* Task requirements
Return every line of the records below verbatim, with no pictures in the copy.

# START OF Extracted information

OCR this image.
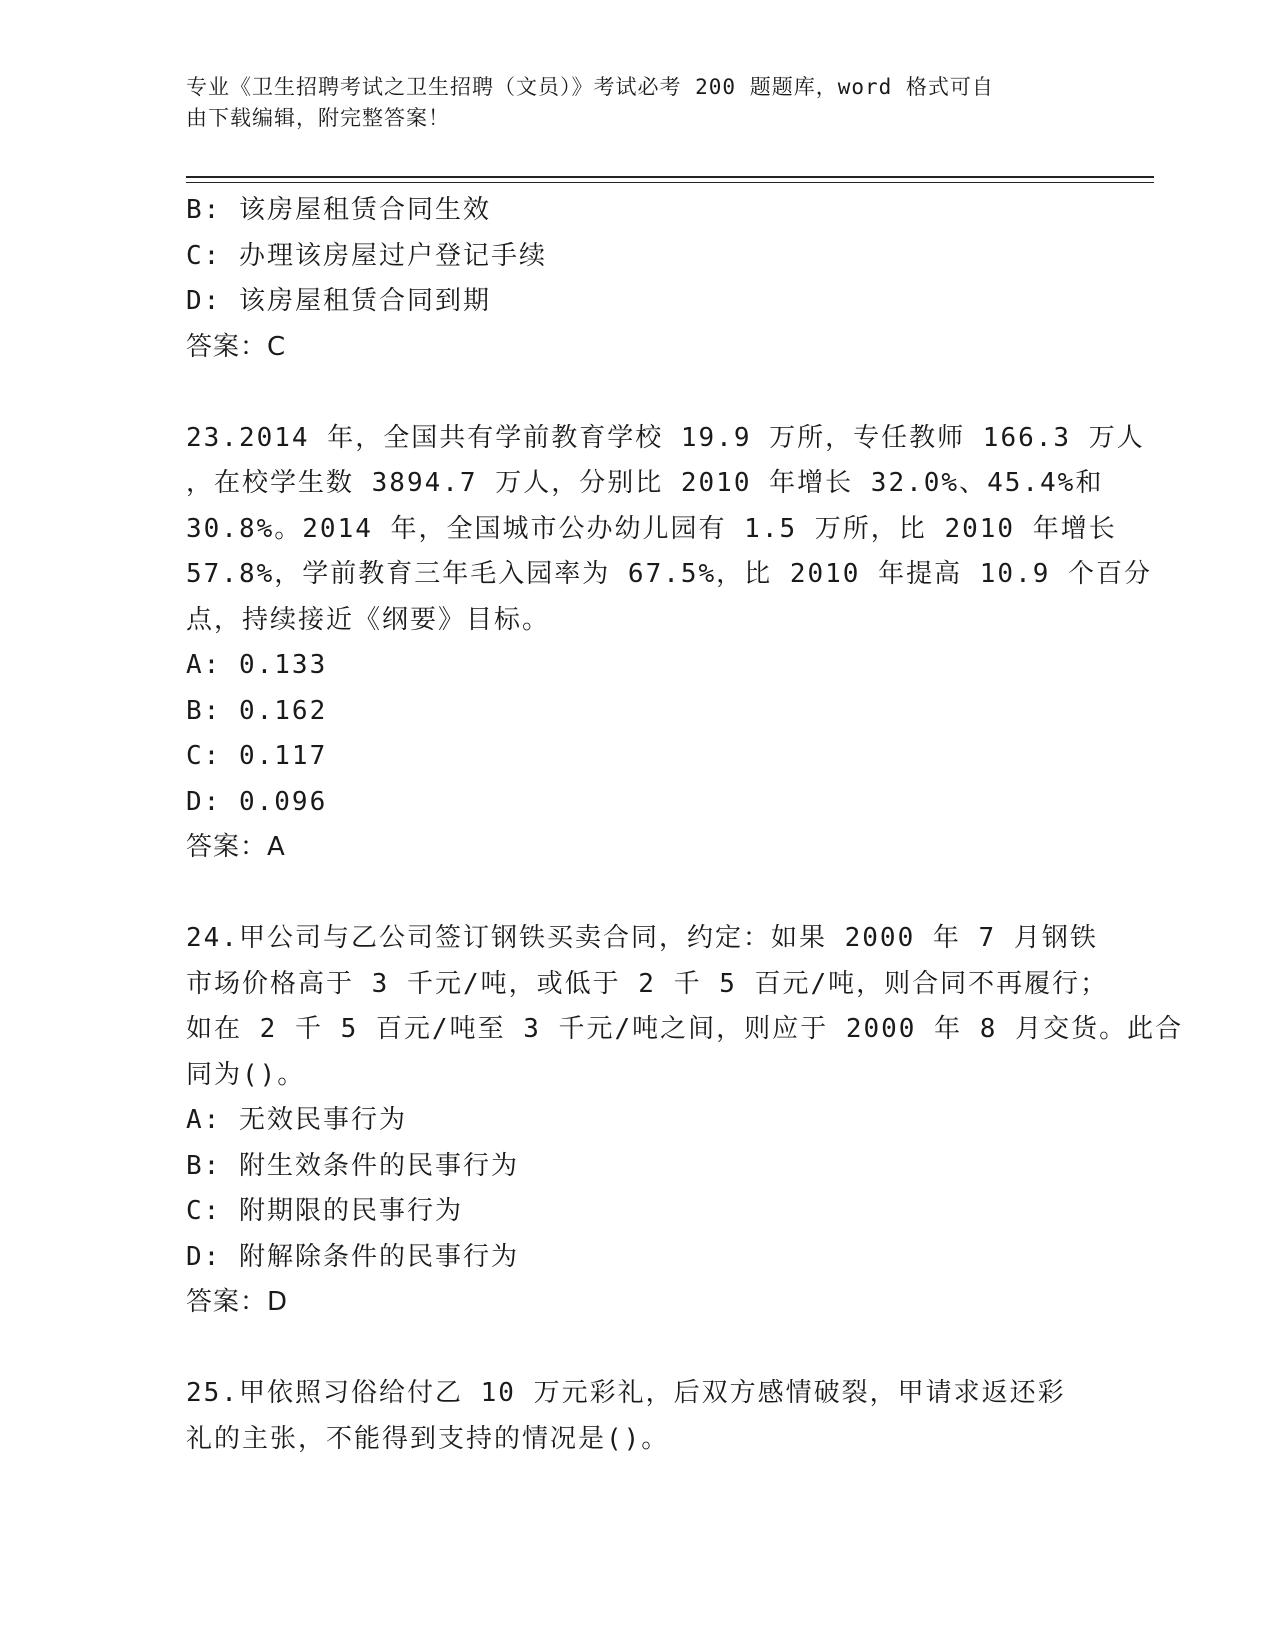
专业《卫生招聘考试之卫生招聘（文员）》考试必考 200 题题库，word 格式可自
由下载编辑，附完整答案！
B: 该房屋租赁合同生效
C: 办理该房屋过户登记手续
D: 该房屋租赁合同到期
答案：C
23.2014 年，全国共有学前教育学校 19.9 万所，专任教师 166.3 万人
，在校学生数 3894.7 万人，分别比 2010 年增长 32.0%、45.4%和
30.8%。2014 年，全国城市公办幼儿园有 1.5 万所，比 2010 年增长
57.8%，学前教育三年毛入园率为 67.5%，比 2010 年提高 10.9 个百分
点，持续接近《纲要》目标。
A: 0.133
B: 0.162
C: 0.117
D: 0.096
答案：A
24.甲公司与乙公司签订钢铁买卖合同，约定：如果 2000 年 7 月钢铁
市场价格高于 3 千元/吨，或低于 2 千 5 百元/吨，则合同不再履行；
如在 2 千 5 百元/吨至 3 千元/吨之间，则应于 2000 年 8 月交货。此合
同为()。
A: 无效民事行为
B: 附生效条件的民事行为
C: 附期限的民事行为
D: 附解除条件的民事行为
答案：D
25.甲依照习俗给付乙 10 万元彩礼，后双方感情破裂，甲请求返还彩
礼的主张，不能得到支持的情况是()。
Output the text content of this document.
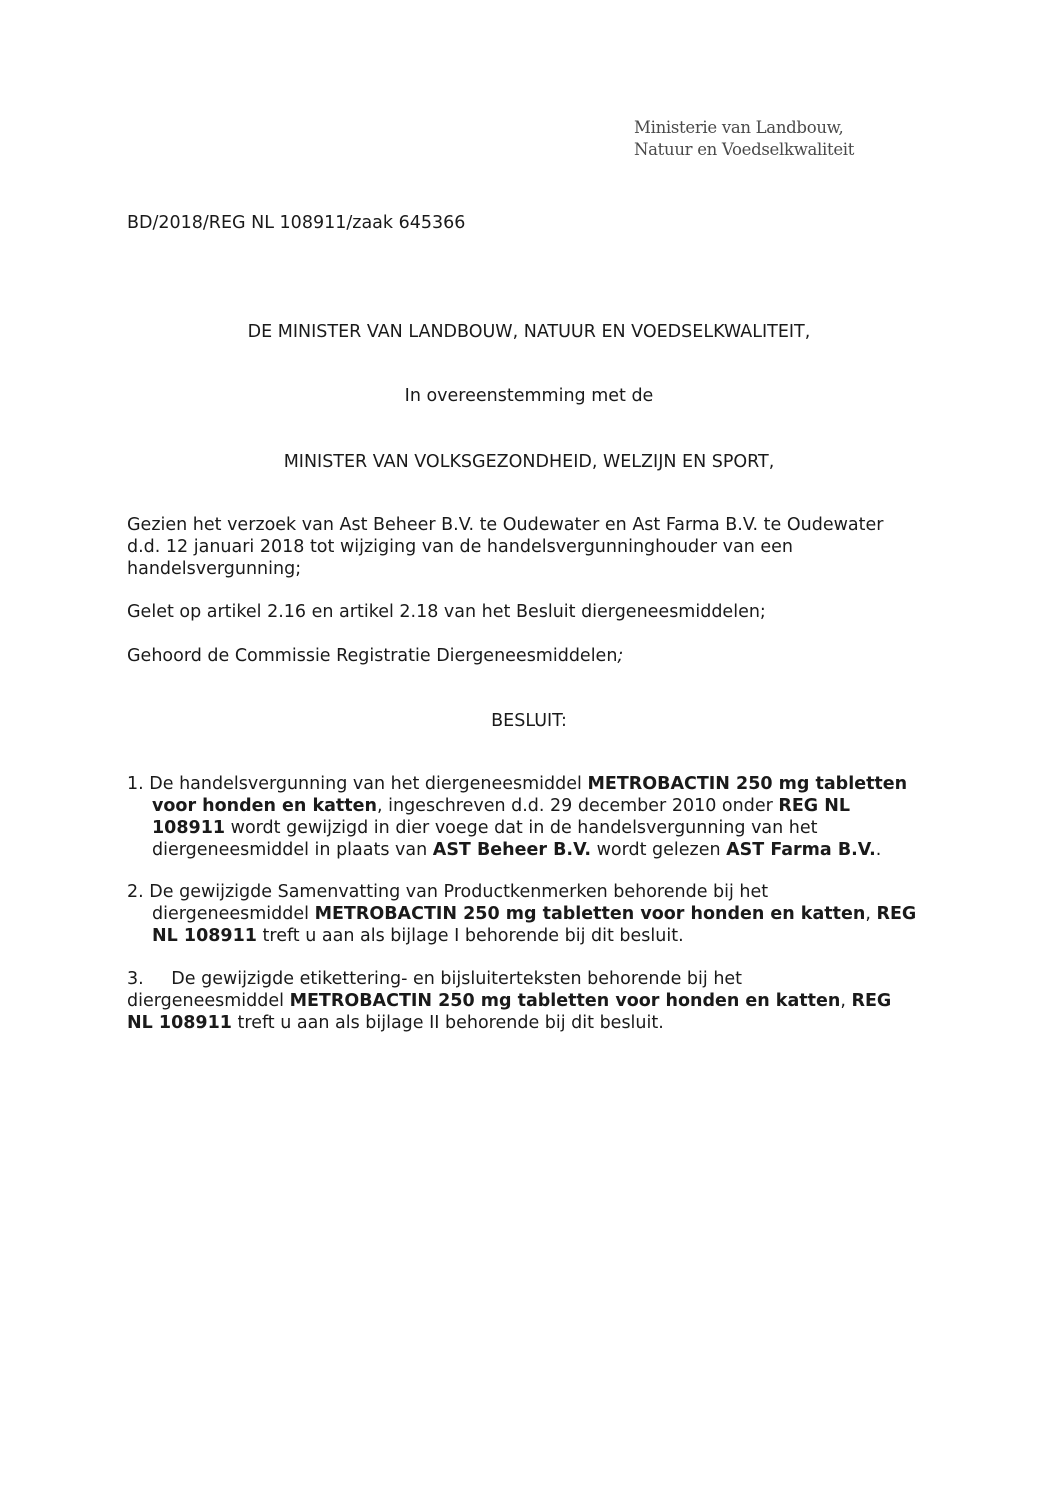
Ministerie van Landbouw,
Natuur en Voedselkwaliteit
BD/2018/REG NL 108911/zaak 645366
DE MINISTER VAN LANDBOUW, NATUUR EN VOEDSELKWALITEIT,
In overeenstemming met de
MINISTER VAN VOLKSGEZONDHEID, WELZIJN EN SPORT,
Gezien het verzoek van Ast Beheer B.V. te Oudewater en Ast Farma B.V. te Oudewater
d.d. 12 januari 2018 tot wijziging van de handelsvergunninghouder van een
handelsvergunning;
Gelet op artikel 2.16 en artikel 2.18 van het Besluit diergeneesmiddelen;
Gehoord de Commissie Registratie Diergeneesmiddelen;
BESLUIT:
1. De handelsvergunning van het diergeneesmiddel METROBACTIN 250 mg tabletten
voor honden en katten, ingeschreven d.d. 29 december 2010 onder REG NL
108911 wordt gewijzigd in dier voege dat in de handelsvergunning van het
diergeneesmiddel in plaats van AST Beheer B.V. wordt gelezen AST Farma B.V..
2. De gewijzigde Samenvatting van Productkenmerken behorende bij het
diergeneesmiddel METROBACTIN 250 mg tabletten voor honden en katten, REG
NL 108911 treft u aan als bijlage I behorende bij dit besluit.
3. De gewijzigde etikettering- en bijsluiterteksten behorende bij het
diergeneesmiddel METROBACTIN 250 mg tabletten voor honden en katten, REG
NL 108911 treft u aan als bijlage II behorende bij dit besluit.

# END OF Extracted information

* Exercise result
OCR this image.
专业《卫生招聘考试之卫生招聘（文员）》考试必考 200 题题库，word 格式可自
由下载编辑，附完整答案！
B: 该房屋租赁合同生效
C: 办理该房屋过户登记手续
D: 该房屋租赁合同到期
答案：C
23.2014 年，全国共有学前教育学校 19.9 万所，专任教师 166.3 万人
，在校学生数 3894.7 万人，分别比 2010 年增长 32.0%、45.4%和
30.8%。2014 年，全国城市公办幼儿园有 1.5 万所，比 2010 年增长
57.8%，学前教育三年毛入园率为 67.5%，比 2010 年提高 10.9 个百分
点，持续接近《纲要》目标。
A: 0.133
B: 0.162
C: 0.117
D: 0.096
答案：A
24.甲公司与乙公司签订钢铁买卖合同，约定：如果 2000 年 7 月钢铁
市场价格高于 3 千元/吨，或低于 2 千 5 百元/吨，则合同不再履行；
如在 2 千 5 百元/吨至 3 千元/吨之间，则应于 2000 年 8 月交货。此合
同为()。
A: 无效民事行为
B: 附生效条件的民事行为
C: 附期限的民事行为
D: 附解除条件的民事行为
答案：D
25.甲依照习俗给付乙 10 万元彩礼，后双方感情破裂，甲请求返还彩
礼的主张，不能得到支持的情况是()。
Output the text content of this document.
Ministerie van Landbouw,
Natuur en Voedselkwaliteit
BD/2018/REG NL 108911/zaak 645366
DE MINISTER VAN LANDBOUW, NATUUR EN VOEDSELKWALITEIT,
In overeenstemming met de
MINISTER VAN VOLKSGEZONDHEID, WELZIJN EN SPORT,
Gezien het verzoek van Ast Beheer B.V. te Oudewater en Ast Farma B.V. te Oudewater
d.d. 12 januari 2018 tot wijziging van de handelsvergunninghouder van een
handelsvergunning;
Gelet op artikel 2.16 en artikel 2.18 van het Besluit diergeneesmiddelen;
Gehoord de Commissie Registratie Diergeneesmiddelen;
BESLUIT:
1. De handelsvergunning van het diergeneesmiddel METROBACTIN 250 mg tabletten
voor honden en katten, ingeschreven d.d. 29 december 2010 onder REG NL
108911 wordt gewijzigd in dier voege dat in de handelsvergunning van het
diergeneesmiddel in plaats van AST Beheer B.V. wordt gelezen AST Farma B.V..
2. De gewijzigde Samenvatting van Productkenmerken behorende bij het
diergeneesmiddel METROBACTIN 250 mg tabletten voor honden en katten, REG
NL 108911 treft u aan als bijlage I behorende bij dit besluit.
3. De gewijzigde etikettering- en bijsluiterteksten behorende bij het
diergeneesmiddel METROBACTIN 250 mg tabletten voor honden en katten, REG
NL 108911 treft u aan als bijlage II behorende bij dit besluit.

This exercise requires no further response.